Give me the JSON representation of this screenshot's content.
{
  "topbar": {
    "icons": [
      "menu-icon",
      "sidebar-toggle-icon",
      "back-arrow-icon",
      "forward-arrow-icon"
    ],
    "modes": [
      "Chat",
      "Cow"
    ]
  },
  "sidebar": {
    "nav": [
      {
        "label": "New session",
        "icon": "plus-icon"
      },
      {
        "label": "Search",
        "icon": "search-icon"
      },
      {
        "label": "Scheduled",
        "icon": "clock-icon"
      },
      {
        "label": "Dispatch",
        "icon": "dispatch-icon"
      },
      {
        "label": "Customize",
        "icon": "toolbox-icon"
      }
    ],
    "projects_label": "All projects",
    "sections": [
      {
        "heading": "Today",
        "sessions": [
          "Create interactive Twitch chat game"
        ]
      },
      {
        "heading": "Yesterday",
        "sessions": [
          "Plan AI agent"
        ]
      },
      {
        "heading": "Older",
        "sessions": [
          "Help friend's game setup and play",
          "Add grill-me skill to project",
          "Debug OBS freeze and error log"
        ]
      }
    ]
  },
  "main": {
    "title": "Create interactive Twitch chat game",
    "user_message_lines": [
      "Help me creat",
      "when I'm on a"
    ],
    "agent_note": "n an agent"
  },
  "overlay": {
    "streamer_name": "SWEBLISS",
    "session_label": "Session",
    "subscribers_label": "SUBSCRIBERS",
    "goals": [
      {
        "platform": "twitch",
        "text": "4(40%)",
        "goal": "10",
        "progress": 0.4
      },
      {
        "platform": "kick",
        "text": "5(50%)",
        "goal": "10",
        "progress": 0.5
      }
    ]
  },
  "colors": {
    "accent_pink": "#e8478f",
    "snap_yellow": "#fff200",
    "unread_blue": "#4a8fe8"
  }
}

Task details: Output all of the material, please, exactly as it stands.

Completed exercise:
Give me the JSON representation of this screenshot's content.
{
  "topbar": {
    "icons": [
      "menu-icon",
      "sidebar-toggle-icon",
      "back-arrow-icon",
      "forward-arrow-icon"
    ],
    "modes": [
      "Chat",
      "Cow"
    ]
  },
  "sidebar": {
    "nav": [
      {
        "label": "New session",
        "icon": "plus-icon"
      },
      {
        "label": "Search",
        "icon": "search-icon"
      },
      {
        "label": "Scheduled",
        "icon": "clock-icon"
      },
      {
        "label": "Dispatch",
        "icon": "dispatch-icon"
      },
      {
        "label": "Customize",
        "icon": "toolbox-icon"
      }
    ],
    "projects_label": "All projects",
    "sections": [
      {
        "heading": "Today",
        "sessions": [
          "Create interactive Twitch chat game"
        ]
      },
      {
        "heading": "Yesterday",
        "sessions": [
          "Plan AI agent"
        ]
      },
      {
        "heading": "Older",
        "sessions": [
          "Help friend's game setup and play",
          "Add grill-me skill to project",
          "Debug OBS freeze and error log"
        ]
      }
    ]
  },
  "main": {
    "title": "Create interactive Twitch chat game",
    "user_message_lines": [
      "Help me creat",
      "when I'm on a"
    ],
    "agent_note": "n an agent"
  },
  "overlay": {
    "streamer_name": "SWEBLISS",
    "session_label": "Session",
    "subscribers_label": "SUBSCRIBERS",
    "goals": [
      {
        "platform": "twitch",
        "text": "4(40%)",
        "goal": "10",
        "progress": 0.4
      },
      {
        "platform": "kick",
        "text": "5(50%)",
        "goal": "10",
        "progress": 0.5
      }
    ]
  },
  "colors": {
    "accent_pink": "#e8478f",
    "snap_yellow": "#fff200",
    "unread_blue": "#4a8fe8"
  }
}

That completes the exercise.